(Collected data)

##############################

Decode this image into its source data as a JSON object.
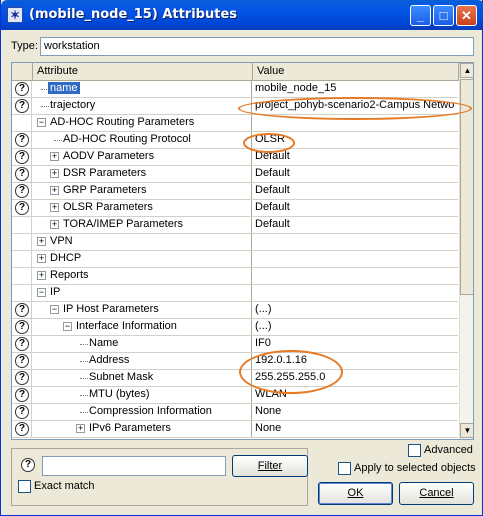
{
  "window": {
    "title": "(mobile_node_15) Attributes",
    "app_icon": "opnet-star-icon"
  },
  "type": {
    "label": "Type:",
    "value": "workstation"
  },
  "grid": {
    "col_attribute": "Attribute",
    "col_value": "Value",
    "rows": [
      {
        "help": true,
        "indent": 1,
        "expander": "",
        "label": "name",
        "value": "mobile_node_15",
        "selected": true
      },
      {
        "help": true,
        "indent": 1,
        "expander": "",
        "label": "trajectory",
        "value": "project_pohyb-scenario2-Campus Netwo..."
      },
      {
        "help": false,
        "indent": 1,
        "expander": "-",
        "label": "AD-HOC Routing Parameters",
        "value": ""
      },
      {
        "help": true,
        "indent": 2,
        "expander": "",
        "label": "AD-HOC Routing Protocol",
        "value": "OLSR"
      },
      {
        "help": true,
        "indent": 2,
        "expander": "+",
        "label": "AODV Parameters",
        "value": "Default"
      },
      {
        "help": true,
        "indent": 2,
        "expander": "+",
        "label": "DSR Parameters",
        "value": "Default"
      },
      {
        "help": true,
        "indent": 2,
        "expander": "+",
        "label": "GRP Parameters",
        "value": "Default"
      },
      {
        "help": true,
        "indent": 2,
        "expander": "+",
        "label": "OLSR Parameters",
        "value": "Default"
      },
      {
        "help": false,
        "indent": 2,
        "expander": "+",
        "label": "TORA/IMEP Parameters",
        "value": "Default"
      },
      {
        "help": false,
        "indent": 1,
        "expander": "+",
        "label": "VPN",
        "value": ""
      },
      {
        "help": false,
        "indent": 1,
        "expander": "+",
        "label": "DHCP",
        "value": ""
      },
      {
        "help": false,
        "indent": 1,
        "expander": "+",
        "label": "Reports",
        "value": ""
      },
      {
        "help": false,
        "indent": 1,
        "expander": "-",
        "label": "IP",
        "value": ""
      },
      {
        "help": true,
        "indent": 2,
        "expander": "-",
        "label": "IP Host Parameters",
        "value": "(...)"
      },
      {
        "help": true,
        "indent": 3,
        "expander": "-",
        "label": "Interface Information",
        "value": "(...)"
      },
      {
        "help": true,
        "indent": 4,
        "expander": "",
        "label": "Name",
        "value": "IF0"
      },
      {
        "help": true,
        "indent": 4,
        "expander": "",
        "label": "Address",
        "value": "192.0.1.16"
      },
      {
        "help": true,
        "indent": 4,
        "expander": "",
        "label": "Subnet Mask",
        "value": "255.255.255.0"
      },
      {
        "help": true,
        "indent": 4,
        "expander": "",
        "label": "MTU (bytes)",
        "value": "WLAN"
      },
      {
        "help": true,
        "indent": 4,
        "expander": "",
        "label": "Compression Information",
        "value": "None"
      },
      {
        "help": true,
        "indent": 4,
        "expander": "+",
        "label": "IPv6 Parameters",
        "value": "None"
      }
    ]
  },
  "filter": {
    "button": "Filter",
    "value": ""
  },
  "exact_match": {
    "label": "Exact match",
    "checked": false
  },
  "advanced": {
    "label": "Advanced",
    "checked": false
  },
  "apply_selected": {
    "label": "Apply to selected objects",
    "checked": false
  },
  "buttons": {
    "ok": "OK",
    "cancel": "Cancel"
  },
  "colors": {
    "highlight_oval": "#e67a25",
    "selection": "#316ac5",
    "titlebar": "#0353e5"
  }
}
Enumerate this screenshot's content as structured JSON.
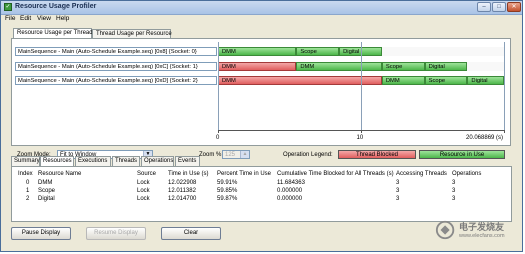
{
  "window": {
    "title": "Resource Usage Profiler"
  },
  "menu": [
    "File",
    "Edit",
    "View",
    "Help"
  ],
  "top_tabs": [
    "Resource Usage per Thread",
    "Thread Usage per Resource"
  ],
  "threads": [
    {
      "label": "MainSequence - Main (Auto-Schedule Example.seq) [0x8] {Socket: 0}",
      "segments": [
        {
          "name": "DMM",
          "state": "use",
          "start": 0.0,
          "end": 5.5
        },
        {
          "name": "Scope",
          "state": "use",
          "start": 5.5,
          "end": 8.5
        },
        {
          "name": "Digital",
          "state": "use",
          "start": 8.5,
          "end": 11.5
        }
      ]
    },
    {
      "label": "MainSequence - Main (Auto-Schedule Example.seq) [0xC] {Socket: 1}",
      "segments": [
        {
          "name": "DMM",
          "state": "blocked",
          "start": 0.0,
          "end": 5.5
        },
        {
          "name": "DMM",
          "state": "use",
          "start": 5.5,
          "end": 11.5
        },
        {
          "name": "Scope",
          "state": "use",
          "start": 11.5,
          "end": 14.5
        },
        {
          "name": "Digital",
          "state": "use",
          "start": 14.5,
          "end": 17.5
        }
      ]
    },
    {
      "label": "MainSequence - Main (Auto-Schedule Example.seq) [0xD] {Socket: 2}",
      "segments": [
        {
          "name": "DMM",
          "state": "blocked",
          "start": 0.0,
          "end": 11.5
        },
        {
          "name": "DMM",
          "state": "use",
          "start": 11.5,
          "end": 14.5
        },
        {
          "name": "Scope",
          "state": "use",
          "start": 14.5,
          "end": 17.5
        },
        {
          "name": "Digital",
          "state": "use",
          "start": 17.5,
          "end": 20.068869
        }
      ]
    }
  ],
  "axis": {
    "ticks": [
      "0",
      "10",
      "20.068869 (s)"
    ],
    "min": 0,
    "max": 20.068869
  },
  "controls": {
    "zoom_mode_label": "Zoom Mode:",
    "zoom_mode_value": "Fit to Window",
    "zoom_pct_label": "Zoom %:",
    "zoom_pct_value": "125",
    "legend_label": "Operation Legend:",
    "legend_blocked": "Thread Blocked",
    "legend_use": "Resource in Use"
  },
  "colors": {
    "use": "#4db64a",
    "blocked": "#e05f5f"
  },
  "bottom_tabs": [
    "Summary",
    "Resources",
    "Executions",
    "Threads",
    "Operations",
    "Events"
  ],
  "table": {
    "headers": [
      "Index",
      "Resource Name",
      "Source",
      "Time in Use (s)",
      "Percent Time in Use",
      "Cumulative Time Blocked for All Threads (s)",
      "Accessing Threads",
      "Operations"
    ],
    "rows": [
      [
        "0",
        "DMM",
        "Lock",
        "12.022908",
        "59.91%",
        "11.684363",
        "3",
        "3"
      ],
      [
        "1",
        "Scope",
        "Lock",
        "12.011382",
        "59.85%",
        "0.000000",
        "3",
        "3"
      ],
      [
        "2",
        "Digital",
        "Lock",
        "12.014700",
        "59.87%",
        "0.000000",
        "3",
        "3"
      ]
    ]
  },
  "buttons": {
    "pause": "Pause Display",
    "resume": "Resume Display",
    "clear": "Clear"
  },
  "watermark": {
    "text": "电子发烧友",
    "url": "www.elecfans.com"
  }
}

##############################

> Given problem
Repeat the material verbatim. Do not carry over any picture.

> Output for this task
Decode this image into its source data as a JSON object.
{
  "window": {
    "title": "(mobile_node_15) Attributes",
    "app_icon": "opnet-star-icon"
  },
  "type": {
    "label": "Type:",
    "value": "workstation"
  },
  "grid": {
    "col_attribute": "Attribute",
    "col_value": "Value",
    "rows": [
      {
        "help": true,
        "indent": 1,
        "expander": "",
        "label": "name",
        "value": "mobile_node_15",
        "selected": true
      },
      {
        "help": true,
        "indent": 1,
        "expander": "",
        "label": "trajectory",
        "value": "project_pohyb-scenario2-Campus Netwo..."
      },
      {
        "help": false,
        "indent": 1,
        "expander": "-",
        "label": "AD-HOC Routing Parameters",
        "value": ""
      },
      {
        "help": true,
        "indent": 2,
        "expander": "",
        "label": "AD-HOC Routing Protocol",
        "value": "OLSR"
      },
      {
        "help": true,
        "indent": 2,
        "expander": "+",
        "label": "AODV Parameters",
        "value": "Default"
      },
      {
        "help": true,
        "indent": 2,
        "expander": "+",
        "label": "DSR Parameters",
        "value": "Default"
      },
      {
        "help": true,
        "indent": 2,
        "expander": "+",
        "label": "GRP Parameters",
        "value": "Default"
      },
      {
        "help": true,
        "indent": 2,
        "expander": "+",
        "label": "OLSR Parameters",
        "value": "Default"
      },
      {
        "help": false,
        "indent": 2,
        "expander": "+",
        "label": "TORA/IMEP Parameters",
        "value": "Default"
      },
      {
        "help": false,
        "indent": 1,
        "expander": "+",
        "label": "VPN",
        "value": ""
      },
      {
        "help": false,
        "indent": 1,
        "expander": "+",
        "label": "DHCP",
        "value": ""
      },
      {
        "help": false,
        "indent": 1,
        "expander": "+",
        "label": "Reports",
        "value": ""
      },
      {
        "help": false,
        "indent": 1,
        "expander": "-",
        "label": "IP",
        "value": ""
      },
      {
        "help": true,
        "indent": 2,
        "expander": "-",
        "label": "IP Host Parameters",
        "value": "(...)"
      },
      {
        "help": true,
        "indent": 3,
        "expander": "-",
        "label": "Interface Information",
        "value": "(...)"
      },
      {
        "help": true,
        "indent": 4,
        "expander": "",
        "label": "Name",
        "value": "IF0"
      },
      {
        "help": true,
        "indent": 4,
        "expander": "",
        "label": "Address",
        "value": "192.0.1.16"
      },
      {
        "help": true,
        "indent": 4,
        "expander": "",
        "label": "Subnet Mask",
        "value": "255.255.255.0"
      },
      {
        "help": true,
        "indent": 4,
        "expander": "",
        "label": "MTU (bytes)",
        "value": "WLAN"
      },
      {
        "help": true,
        "indent": 4,
        "expander": "",
        "label": "Compression Information",
        "value": "None"
      },
      {
        "help": true,
        "indent": 4,
        "expander": "+",
        "label": "IPv6 Parameters",
        "value": "None"
      }
    ]
  },
  "filter": {
    "button": "Filter",
    "value": ""
  },
  "exact_match": {
    "label": "Exact match",
    "checked": false
  },
  "advanced": {
    "label": "Advanced",
    "checked": false
  },
  "apply_selected": {
    "label": "Apply to selected objects",
    "checked": false
  },
  "buttons": {
    "ok": "OK",
    "cancel": "Cancel"
  },
  "colors": {
    "highlight_oval": "#e67a25",
    "selection": "#316ac5",
    "titlebar": "#0353e5"
  }
}
Enumerate this screenshot's content as structured JSON.
{
  "window": {
    "title": "Resource Usage Profiler"
  },
  "menu": [
    "File",
    "Edit",
    "View",
    "Help"
  ],
  "top_tabs": [
    "Resource Usage per Thread",
    "Thread Usage per Resource"
  ],
  "threads": [
    {
      "label": "MainSequence - Main (Auto-Schedule Example.seq) [0x8] {Socket: 0}",
      "segments": [
        {
          "name": "DMM",
          "state": "use",
          "start": 0.0,
          "end": 5.5
        },
        {
          "name": "Scope",
          "state": "use",
          "start": 5.5,
          "end": 8.5
        },
        {
          "name": "Digital",
          "state": "use",
          "start": 8.5,
          "end": 11.5
        }
      ]
    },
    {
      "label": "MainSequence - Main (Auto-Schedule Example.seq) [0xC] {Socket: 1}",
      "segments": [
        {
          "name": "DMM",
          "state": "blocked",
          "start": 0.0,
          "end": 5.5
        },
        {
          "name": "DMM",
          "state": "use",
          "start": 5.5,
          "end": 11.5
        },
        {
          "name": "Scope",
          "state": "use",
          "start": 11.5,
          "end": 14.5
        },
        {
          "name": "Digital",
          "state": "use",
          "start": 14.5,
          "end": 17.5
        }
      ]
    },
    {
      "label": "MainSequence - Main (Auto-Schedule Example.seq) [0xD] {Socket: 2}",
      "segments": [
        {
          "name": "DMM",
          "state": "blocked",
          "start": 0.0,
          "end": 11.5
        },
        {
          "name": "DMM",
          "state": "use",
          "start": 11.5,
          "end": 14.5
        },
        {
          "name": "Scope",
          "state": "use",
          "start": 14.5,
          "end": 17.5
        },
        {
          "name": "Digital",
          "state": "use",
          "start": 17.5,
          "end": 20.068869
        }
      ]
    }
  ],
  "axis": {
    "ticks": [
      "0",
      "10",
      "20.068869 (s)"
    ],
    "min": 0,
    "max": 20.068869
  },
  "controls": {
    "zoom_mode_label": "Zoom Mode:",
    "zoom_mode_value": "Fit to Window",
    "zoom_pct_label": "Zoom %:",
    "zoom_pct_value": "125",
    "legend_label": "Operation Legend:",
    "legend_blocked": "Thread Blocked",
    "legend_use": "Resource in Use"
  },
  "colors": {
    "use": "#4db64a",
    "blocked": "#e05f5f"
  },
  "bottom_tabs": [
    "Summary",
    "Resources",
    "Executions",
    "Threads",
    "Operations",
    "Events"
  ],
  "table": {
    "headers": [
      "Index",
      "Resource Name",
      "Source",
      "Time in Use (s)",
      "Percent Time in Use",
      "Cumulative Time Blocked for All Threads (s)",
      "Accessing Threads",
      "Operations"
    ],
    "rows": [
      [
        "0",
        "DMM",
        "Lock",
        "12.022908",
        "59.91%",
        "11.684363",
        "3",
        "3"
      ],
      [
        "1",
        "Scope",
        "Lock",
        "12.011382",
        "59.85%",
        "0.000000",
        "3",
        "3"
      ],
      [
        "2",
        "Digital",
        "Lock",
        "12.014700",
        "59.87%",
        "0.000000",
        "3",
        "3"
      ]
    ]
  },
  "buttons": {
    "pause": "Pause Display",
    "resume": "Resume Display",
    "clear": "Clear"
  },
  "watermark": {
    "text": "电子发烧友",
    "url": "www.elecfans.com"
  }
}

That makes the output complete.